Directions for this task: Extract every line that includes the string "label".

Provided entries:
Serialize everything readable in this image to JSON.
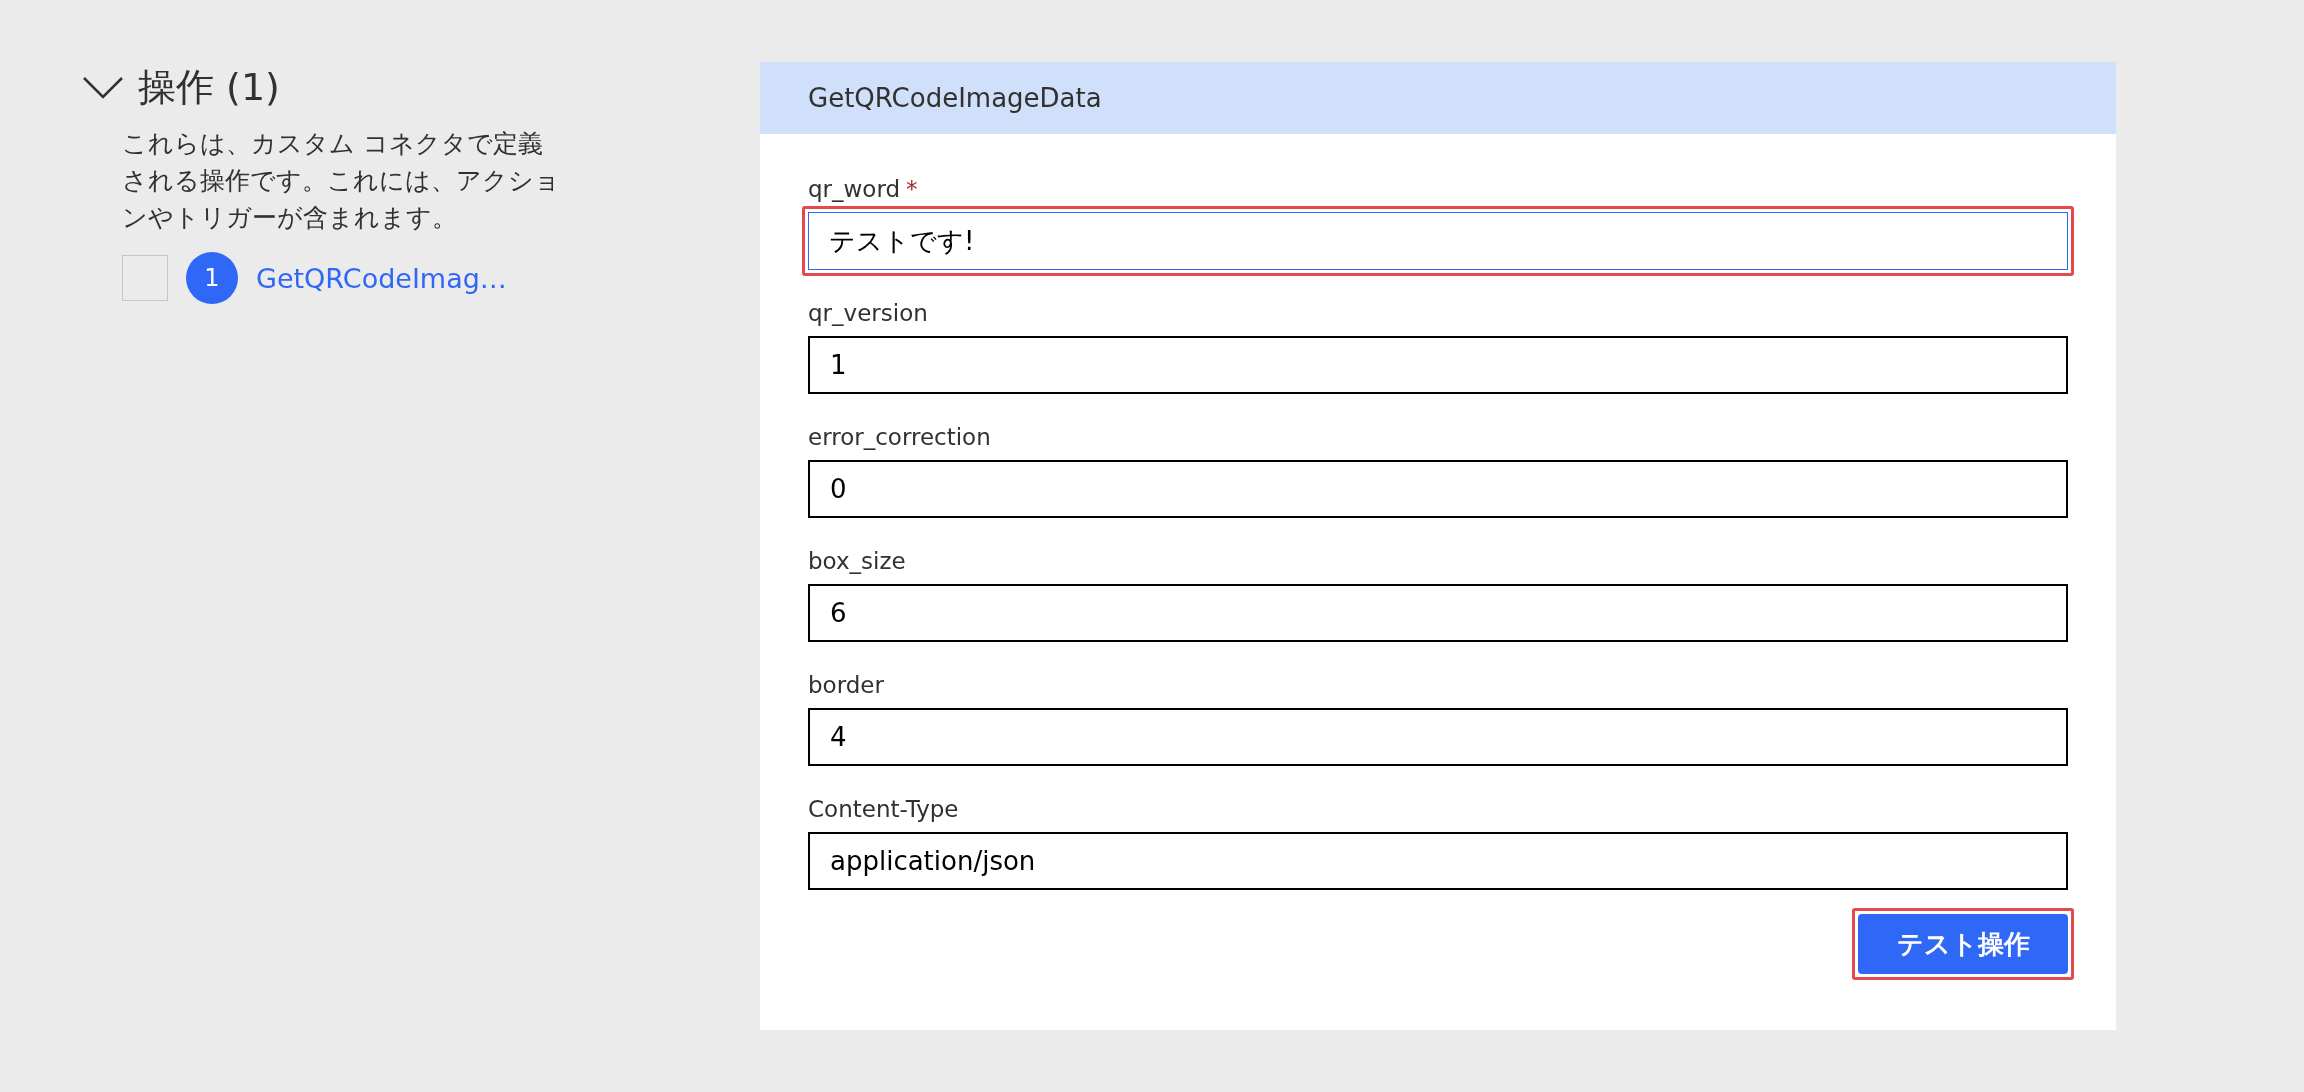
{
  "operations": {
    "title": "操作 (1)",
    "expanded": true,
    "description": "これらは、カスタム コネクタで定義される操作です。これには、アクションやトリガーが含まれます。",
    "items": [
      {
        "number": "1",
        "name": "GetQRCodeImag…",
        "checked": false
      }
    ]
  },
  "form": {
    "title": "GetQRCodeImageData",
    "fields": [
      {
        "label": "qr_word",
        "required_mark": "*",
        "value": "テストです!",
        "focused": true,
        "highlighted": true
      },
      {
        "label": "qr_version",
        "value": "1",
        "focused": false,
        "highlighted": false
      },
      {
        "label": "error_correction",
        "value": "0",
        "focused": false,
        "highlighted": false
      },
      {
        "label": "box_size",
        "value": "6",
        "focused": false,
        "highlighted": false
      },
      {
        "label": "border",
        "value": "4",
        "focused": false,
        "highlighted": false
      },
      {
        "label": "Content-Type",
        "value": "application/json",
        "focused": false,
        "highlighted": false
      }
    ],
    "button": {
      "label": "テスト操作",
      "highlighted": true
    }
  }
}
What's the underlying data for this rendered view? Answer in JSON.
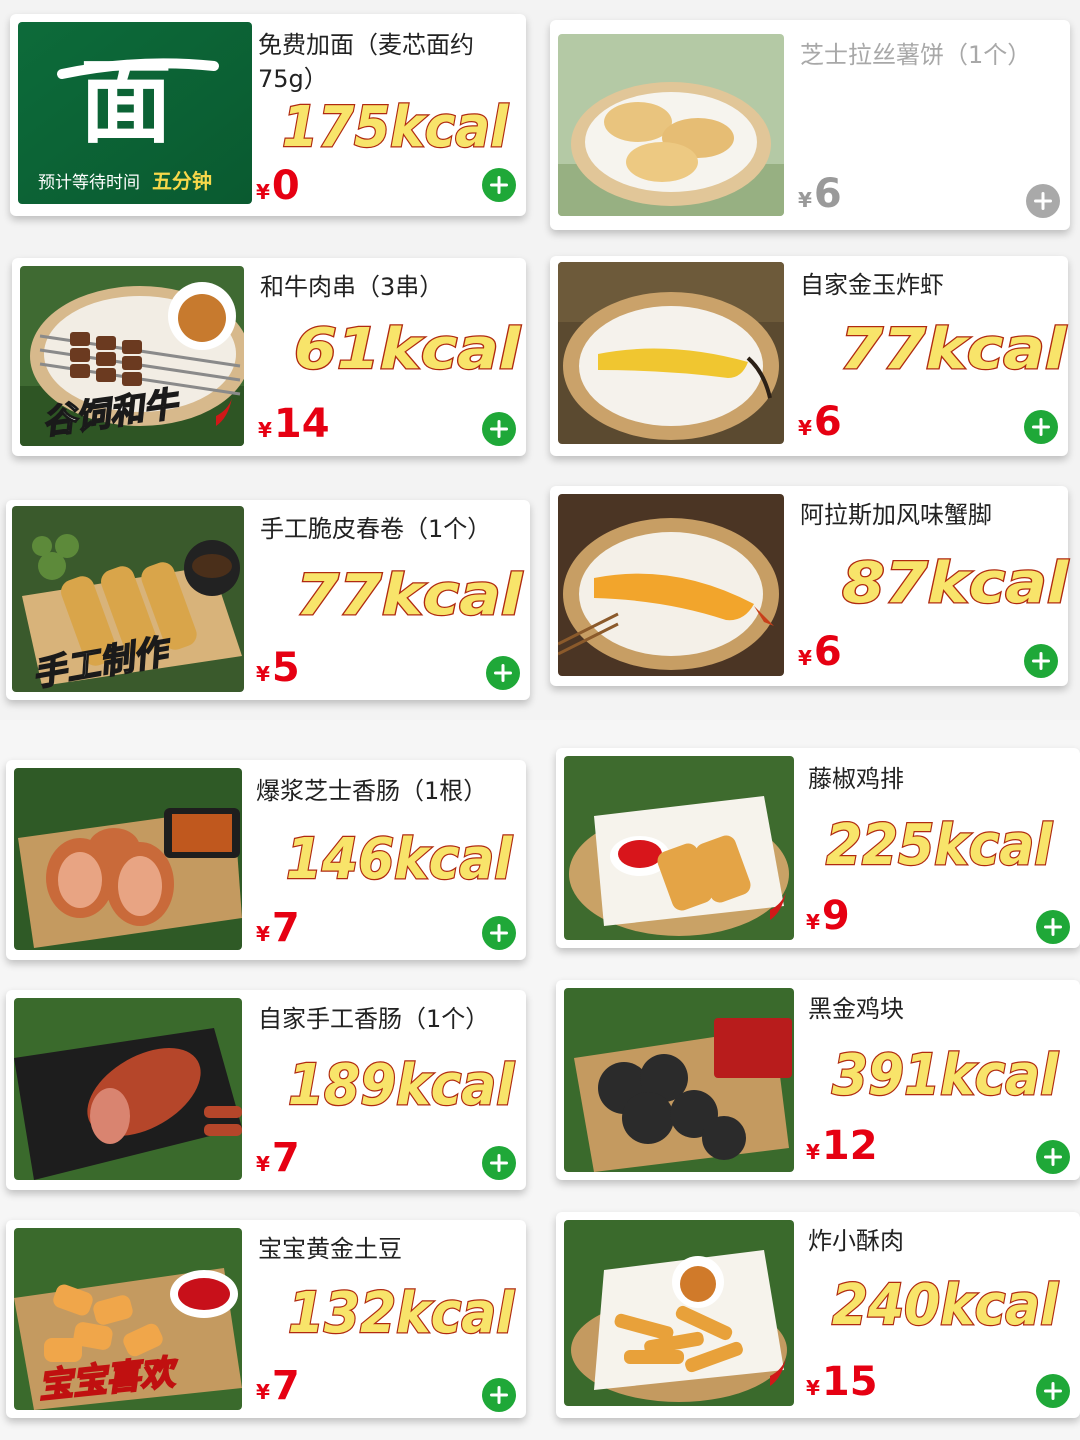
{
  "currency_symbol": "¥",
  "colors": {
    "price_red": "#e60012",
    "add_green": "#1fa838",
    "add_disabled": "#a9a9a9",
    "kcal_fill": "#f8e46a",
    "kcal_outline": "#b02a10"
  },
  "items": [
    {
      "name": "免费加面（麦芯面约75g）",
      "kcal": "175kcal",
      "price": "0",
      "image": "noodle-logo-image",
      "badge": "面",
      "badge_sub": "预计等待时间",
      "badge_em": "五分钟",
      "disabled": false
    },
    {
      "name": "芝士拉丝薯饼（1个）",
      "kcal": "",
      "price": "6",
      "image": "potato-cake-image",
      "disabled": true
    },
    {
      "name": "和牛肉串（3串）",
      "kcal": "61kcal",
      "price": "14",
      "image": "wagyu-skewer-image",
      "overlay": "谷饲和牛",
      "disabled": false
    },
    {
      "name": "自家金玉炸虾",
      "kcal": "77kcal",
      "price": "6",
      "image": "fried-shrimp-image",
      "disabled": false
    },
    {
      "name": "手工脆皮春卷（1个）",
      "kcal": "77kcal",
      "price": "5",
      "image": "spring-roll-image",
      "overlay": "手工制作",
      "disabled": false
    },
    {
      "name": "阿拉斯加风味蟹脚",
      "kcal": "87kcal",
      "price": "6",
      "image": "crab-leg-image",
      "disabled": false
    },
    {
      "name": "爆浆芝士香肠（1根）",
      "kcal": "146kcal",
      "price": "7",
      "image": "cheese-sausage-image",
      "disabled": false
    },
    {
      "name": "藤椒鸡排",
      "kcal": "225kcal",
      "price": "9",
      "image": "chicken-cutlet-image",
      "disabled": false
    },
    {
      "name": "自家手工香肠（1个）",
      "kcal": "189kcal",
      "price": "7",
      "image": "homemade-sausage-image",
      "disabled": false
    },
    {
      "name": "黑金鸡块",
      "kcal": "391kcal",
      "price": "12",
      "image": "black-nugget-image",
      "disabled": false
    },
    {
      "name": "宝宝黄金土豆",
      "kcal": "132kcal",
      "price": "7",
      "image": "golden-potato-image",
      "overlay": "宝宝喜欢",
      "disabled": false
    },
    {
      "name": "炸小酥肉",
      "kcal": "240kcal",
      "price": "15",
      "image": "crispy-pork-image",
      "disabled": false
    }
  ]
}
...
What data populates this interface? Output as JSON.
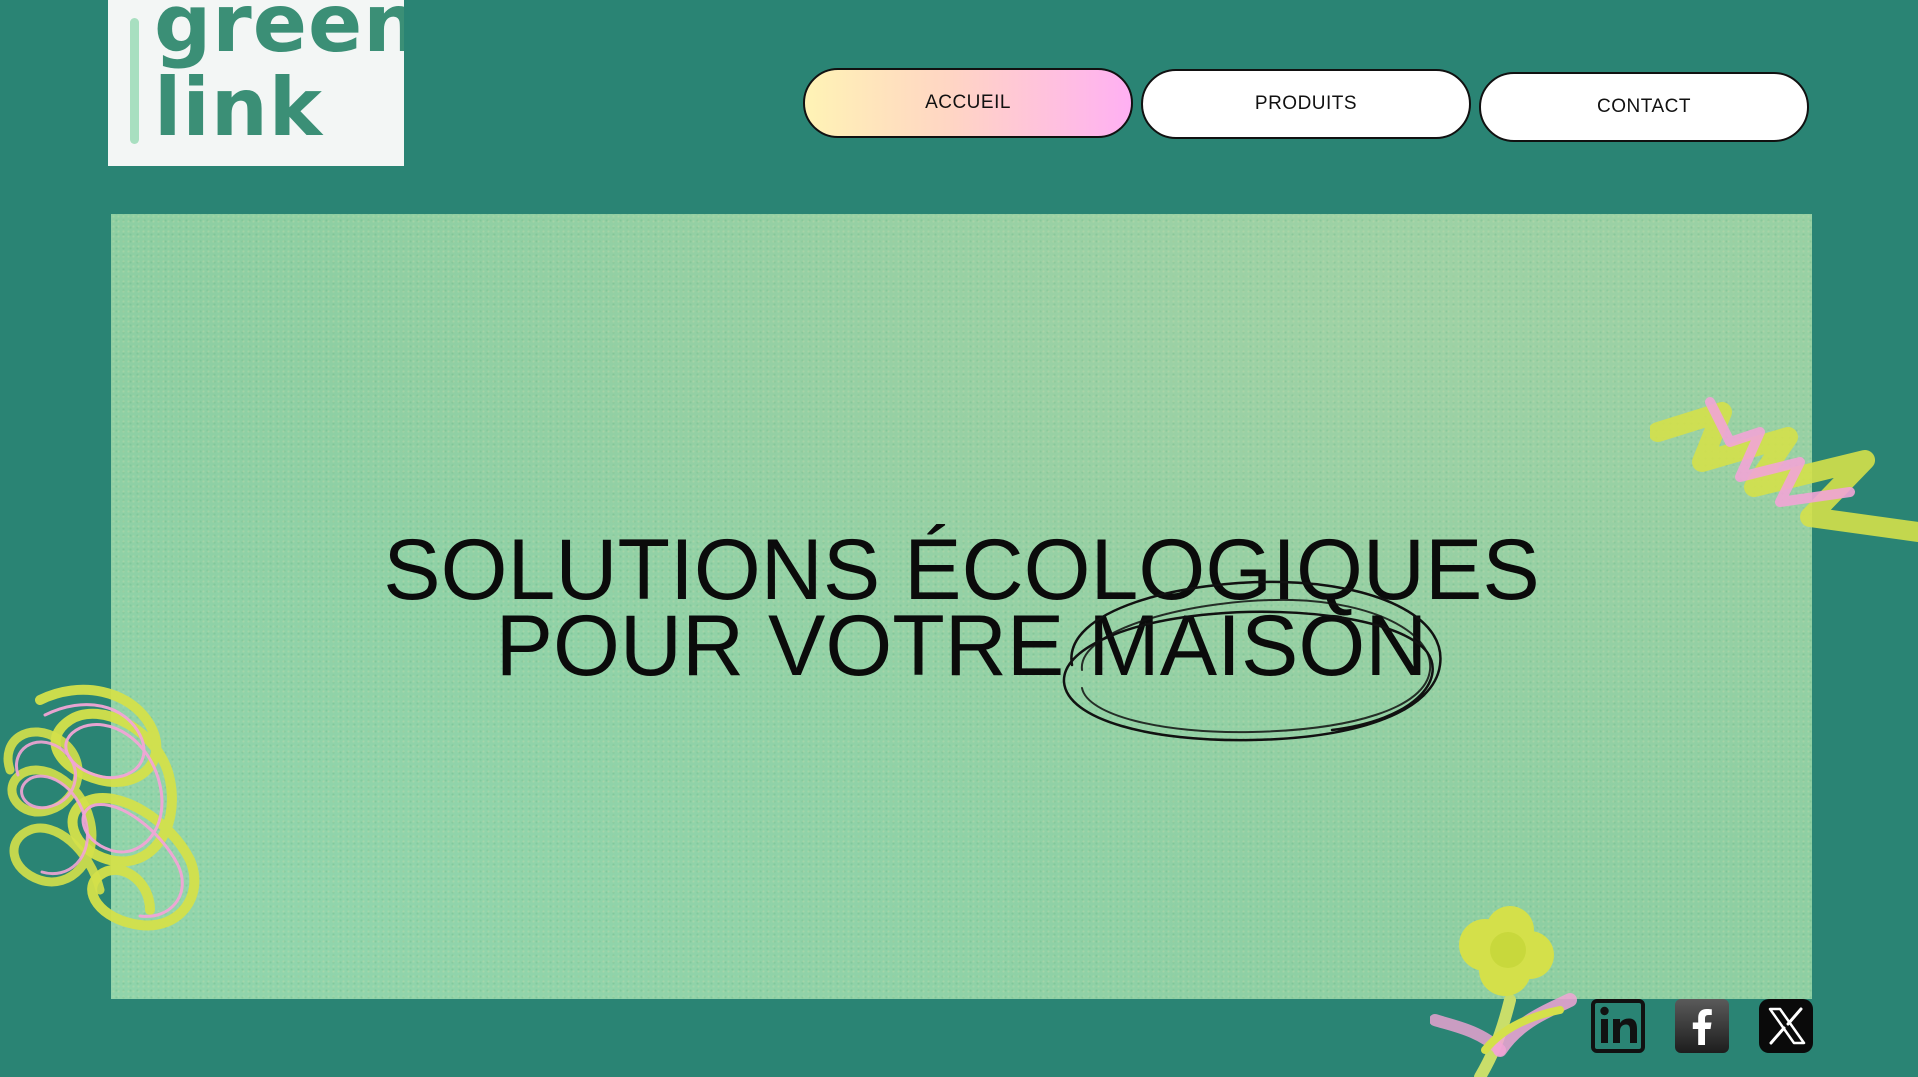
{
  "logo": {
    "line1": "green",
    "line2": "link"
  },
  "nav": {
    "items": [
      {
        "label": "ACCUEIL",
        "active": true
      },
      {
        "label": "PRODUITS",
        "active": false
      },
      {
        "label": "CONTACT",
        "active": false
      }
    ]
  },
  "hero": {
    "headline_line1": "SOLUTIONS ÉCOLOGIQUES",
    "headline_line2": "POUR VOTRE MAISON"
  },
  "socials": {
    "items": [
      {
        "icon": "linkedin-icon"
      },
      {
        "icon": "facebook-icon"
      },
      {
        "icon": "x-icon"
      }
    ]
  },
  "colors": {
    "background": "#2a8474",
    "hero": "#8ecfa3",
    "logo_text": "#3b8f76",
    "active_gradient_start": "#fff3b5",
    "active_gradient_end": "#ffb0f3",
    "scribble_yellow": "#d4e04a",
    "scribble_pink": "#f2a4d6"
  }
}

Result of this task:
        "label": "qr_word",
        "label": "qr_version",
        "label": "error_correction",
        "label": "box_size",
        "label": "border",
        "label": "Content-Type",
      "label": "テスト操作",
        "label": "ACCUEIL",
        "label": "PRODUITS",
        "label": "CONTACT",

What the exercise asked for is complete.